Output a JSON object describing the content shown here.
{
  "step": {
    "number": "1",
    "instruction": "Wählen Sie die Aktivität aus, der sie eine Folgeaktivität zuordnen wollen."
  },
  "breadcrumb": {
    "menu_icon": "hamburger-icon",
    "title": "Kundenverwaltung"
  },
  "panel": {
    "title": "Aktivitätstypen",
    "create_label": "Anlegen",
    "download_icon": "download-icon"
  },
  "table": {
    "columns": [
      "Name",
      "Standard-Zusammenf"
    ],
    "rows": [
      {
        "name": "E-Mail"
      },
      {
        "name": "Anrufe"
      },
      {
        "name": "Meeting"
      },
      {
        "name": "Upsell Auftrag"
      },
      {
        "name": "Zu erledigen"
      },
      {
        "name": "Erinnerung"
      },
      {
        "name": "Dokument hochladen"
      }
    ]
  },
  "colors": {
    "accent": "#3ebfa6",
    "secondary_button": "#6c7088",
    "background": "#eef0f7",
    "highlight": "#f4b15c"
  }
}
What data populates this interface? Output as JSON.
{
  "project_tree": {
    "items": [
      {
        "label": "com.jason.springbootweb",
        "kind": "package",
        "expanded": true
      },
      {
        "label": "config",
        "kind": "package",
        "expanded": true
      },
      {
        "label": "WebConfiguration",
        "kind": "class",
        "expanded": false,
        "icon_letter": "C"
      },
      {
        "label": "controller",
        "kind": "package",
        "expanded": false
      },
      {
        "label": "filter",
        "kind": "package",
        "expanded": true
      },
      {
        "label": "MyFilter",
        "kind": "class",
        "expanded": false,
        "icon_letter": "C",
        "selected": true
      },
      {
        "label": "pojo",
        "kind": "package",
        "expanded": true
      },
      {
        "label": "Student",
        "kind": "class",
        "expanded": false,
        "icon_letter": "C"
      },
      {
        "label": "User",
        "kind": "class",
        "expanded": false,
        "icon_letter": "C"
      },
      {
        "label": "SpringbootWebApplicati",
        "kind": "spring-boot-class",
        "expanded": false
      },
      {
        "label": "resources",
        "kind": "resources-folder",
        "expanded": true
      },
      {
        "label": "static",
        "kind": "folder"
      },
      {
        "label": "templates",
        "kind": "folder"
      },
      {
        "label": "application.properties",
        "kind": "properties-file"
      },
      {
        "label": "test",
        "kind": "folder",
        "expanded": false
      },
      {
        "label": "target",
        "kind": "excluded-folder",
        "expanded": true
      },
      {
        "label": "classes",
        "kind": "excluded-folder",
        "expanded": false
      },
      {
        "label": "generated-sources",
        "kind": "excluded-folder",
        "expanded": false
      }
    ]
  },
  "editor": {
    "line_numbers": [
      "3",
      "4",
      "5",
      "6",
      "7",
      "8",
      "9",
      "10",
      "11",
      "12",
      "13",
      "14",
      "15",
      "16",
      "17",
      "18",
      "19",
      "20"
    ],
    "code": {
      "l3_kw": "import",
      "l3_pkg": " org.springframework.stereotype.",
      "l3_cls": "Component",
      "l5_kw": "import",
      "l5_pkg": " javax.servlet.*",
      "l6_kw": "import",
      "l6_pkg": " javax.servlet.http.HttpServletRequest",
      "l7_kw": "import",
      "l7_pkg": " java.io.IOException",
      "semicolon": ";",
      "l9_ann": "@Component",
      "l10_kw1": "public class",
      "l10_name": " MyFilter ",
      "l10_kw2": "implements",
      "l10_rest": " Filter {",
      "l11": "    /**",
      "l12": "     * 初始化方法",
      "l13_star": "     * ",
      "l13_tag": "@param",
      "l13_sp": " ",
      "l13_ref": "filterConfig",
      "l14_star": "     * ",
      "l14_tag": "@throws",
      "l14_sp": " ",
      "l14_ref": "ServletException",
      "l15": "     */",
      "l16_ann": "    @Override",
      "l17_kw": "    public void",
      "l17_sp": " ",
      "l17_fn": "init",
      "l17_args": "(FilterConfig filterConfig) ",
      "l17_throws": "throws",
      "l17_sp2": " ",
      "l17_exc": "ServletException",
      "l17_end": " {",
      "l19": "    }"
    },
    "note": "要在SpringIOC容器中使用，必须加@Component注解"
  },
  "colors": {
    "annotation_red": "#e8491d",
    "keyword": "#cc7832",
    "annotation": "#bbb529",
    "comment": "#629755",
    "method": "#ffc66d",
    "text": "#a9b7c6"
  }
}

**What this task involves:**
Return each entry from above without altering a single character.

**Solved problem:**
Output a JSON object describing the content shown here.
{
  "step": {
    "number": "1",
    "instruction": "Wählen Sie die Aktivität aus, der sie eine Folgeaktivität zuordnen wollen."
  },
  "breadcrumb": {
    "menu_icon": "hamburger-icon",
    "title": "Kundenverwaltung"
  },
  "panel": {
    "title": "Aktivitätstypen",
    "create_label": "Anlegen",
    "download_icon": "download-icon"
  },
  "table": {
    "columns": [
      "Name",
      "Standard-Zusammenf"
    ],
    "rows": [
      {
        "name": "E-Mail"
      },
      {
        "name": "Anrufe"
      },
      {
        "name": "Meeting"
      },
      {
        "name": "Upsell Auftrag"
      },
      {
        "name": "Zu erledigen"
      },
      {
        "name": "Erinnerung"
      },
      {
        "name": "Dokument hochladen"
      }
    ]
  },
  "colors": {
    "accent": "#3ebfa6",
    "secondary_button": "#6c7088",
    "background": "#eef0f7",
    "highlight": "#f4b15c"
  }
}
What data populates this interface? Output as JSON.
{
  "project_tree": {
    "items": [
      {
        "label": "com.jason.springbootweb",
        "kind": "package",
        "expanded": true
      },
      {
        "label": "config",
        "kind": "package",
        "expanded": true
      },
      {
        "label": "WebConfiguration",
        "kind": "class",
        "expanded": false,
        "icon_letter": "C"
      },
      {
        "label": "controller",
        "kind": "package",
        "expanded": false
      },
      {
        "label": "filter",
        "kind": "package",
        "expanded": true
      },
      {
        "label": "MyFilter",
        "kind": "class",
        "expanded": false,
        "icon_letter": "C",
        "selected": true
      },
      {
        "label": "pojo",
        "kind": "package",
        "expanded": true
      },
      {
        "label": "Student",
        "kind": "class",
        "expanded": false,
        "icon_letter": "C"
      },
      {
        "label": "User",
        "kind": "class",
        "expanded": false,
        "icon_letter": "C"
      },
      {
        "label": "SpringbootWebApplicati",
        "kind": "spring-boot-class",
        "expanded": false
      },
      {
        "label": "resources",
        "kind": "resources-folder",
        "expanded": true
      },
      {
        "label": "static",
        "kind": "folder"
      },
      {
        "label": "templates",
        "kind": "folder"
      },
      {
        "label": "application.properties",
        "kind": "properties-file"
      },
      {
        "label": "test",
        "kind": "folder",
        "expanded": false
      },
      {
        "label": "target",
        "kind": "excluded-folder",
        "expanded": true
      },
      {
        "label": "classes",
        "kind": "excluded-folder",
        "expanded": false
      },
      {
        "label": "generated-sources",
        "kind": "excluded-folder",
        "expanded": false
      }
    ]
  },
  "editor": {
    "line_numbers": [
      "3",
      "4",
      "5",
      "6",
      "7",
      "8",
      "9",
      "10",
      "11",
      "12",
      "13",
      "14",
      "15",
      "16",
      "17",
      "18",
      "19",
      "20"
    ],
    "code": {
      "l3_kw": "import",
      "l3_pkg": " org.springframework.stereotype.",
      "l3_cls": "Component",
      "l5_kw": "import",
      "l5_pkg": " javax.servlet.*",
      "l6_kw": "import",
      "l6_pkg": " javax.servlet.http.HttpServletRequest",
      "l7_kw": "import",
      "l7_pkg": " java.io.IOException",
      "semicolon": ";",
      "l9_ann": "@Component",
      "l10_kw1": "public class",
      "l10_name": " MyFilter ",
      "l10_kw2": "implements",
      "l10_rest": " Filter {",
      "l11": "    /**",
      "l12": "     * 初始化方法",
      "l13_star": "     * ",
      "l13_tag": "@param",
      "l13_sp": " ",
      "l13_ref": "filterConfig",
      "l14_star": "     * ",
      "l14_tag": "@throws",
      "l14_sp": " ",
      "l14_ref": "ServletException",
      "l15": "     */",
      "l16_ann": "    @Override",
      "l17_kw": "    public void",
      "l17_sp": " ",
      "l17_fn": "init",
      "l17_args": "(FilterConfig filterConfig) ",
      "l17_throws": "throws",
      "l17_sp2": " ",
      "l17_exc": "ServletException",
      "l17_end": " {",
      "l19": "    }"
    },
    "note": "要在SpringIOC容器中使用，必须加@Component注解"
  },
  "colors": {
    "annotation_red": "#e8491d",
    "keyword": "#cc7832",
    "annotation": "#bbb529",
    "comment": "#629755",
    "method": "#ffc66d",
    "text": "#a9b7c6"
  }
}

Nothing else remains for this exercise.